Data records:
================================

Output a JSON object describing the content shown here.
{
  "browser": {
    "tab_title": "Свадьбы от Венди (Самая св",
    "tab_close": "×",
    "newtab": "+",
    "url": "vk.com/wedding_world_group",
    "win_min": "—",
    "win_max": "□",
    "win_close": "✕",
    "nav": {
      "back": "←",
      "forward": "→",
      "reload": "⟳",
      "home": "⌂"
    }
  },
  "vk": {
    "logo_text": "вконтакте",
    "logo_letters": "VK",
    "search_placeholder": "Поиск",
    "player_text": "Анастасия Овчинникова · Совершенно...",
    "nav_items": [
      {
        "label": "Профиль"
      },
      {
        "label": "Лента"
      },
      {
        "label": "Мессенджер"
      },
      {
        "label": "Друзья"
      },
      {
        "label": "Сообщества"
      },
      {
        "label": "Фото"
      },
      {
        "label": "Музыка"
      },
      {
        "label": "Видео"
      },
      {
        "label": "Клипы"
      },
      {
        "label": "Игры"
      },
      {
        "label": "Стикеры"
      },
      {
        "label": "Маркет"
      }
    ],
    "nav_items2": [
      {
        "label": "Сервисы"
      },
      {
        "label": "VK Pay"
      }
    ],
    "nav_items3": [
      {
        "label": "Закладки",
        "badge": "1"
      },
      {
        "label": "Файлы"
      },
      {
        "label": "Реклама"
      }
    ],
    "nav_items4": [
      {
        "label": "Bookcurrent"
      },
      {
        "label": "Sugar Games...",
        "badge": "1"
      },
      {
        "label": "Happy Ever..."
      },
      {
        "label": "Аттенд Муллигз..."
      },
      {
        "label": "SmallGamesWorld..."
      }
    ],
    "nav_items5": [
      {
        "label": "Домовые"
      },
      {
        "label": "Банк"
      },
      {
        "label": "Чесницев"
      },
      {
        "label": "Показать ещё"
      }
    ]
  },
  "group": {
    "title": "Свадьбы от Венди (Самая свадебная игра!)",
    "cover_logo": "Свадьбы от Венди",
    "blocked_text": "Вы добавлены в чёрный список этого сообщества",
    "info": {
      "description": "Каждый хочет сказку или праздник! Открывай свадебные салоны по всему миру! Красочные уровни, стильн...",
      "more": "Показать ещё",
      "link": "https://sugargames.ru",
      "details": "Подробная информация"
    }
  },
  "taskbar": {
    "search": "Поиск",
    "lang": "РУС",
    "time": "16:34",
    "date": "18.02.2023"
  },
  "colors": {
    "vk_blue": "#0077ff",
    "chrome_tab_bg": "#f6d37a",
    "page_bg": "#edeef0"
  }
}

================================

YOUR TASK
Copy out each line that contains the word "Поиск".

CORRECT RESPONSE
    "search_placeholder": "Поиск",
    "search": "Поиск",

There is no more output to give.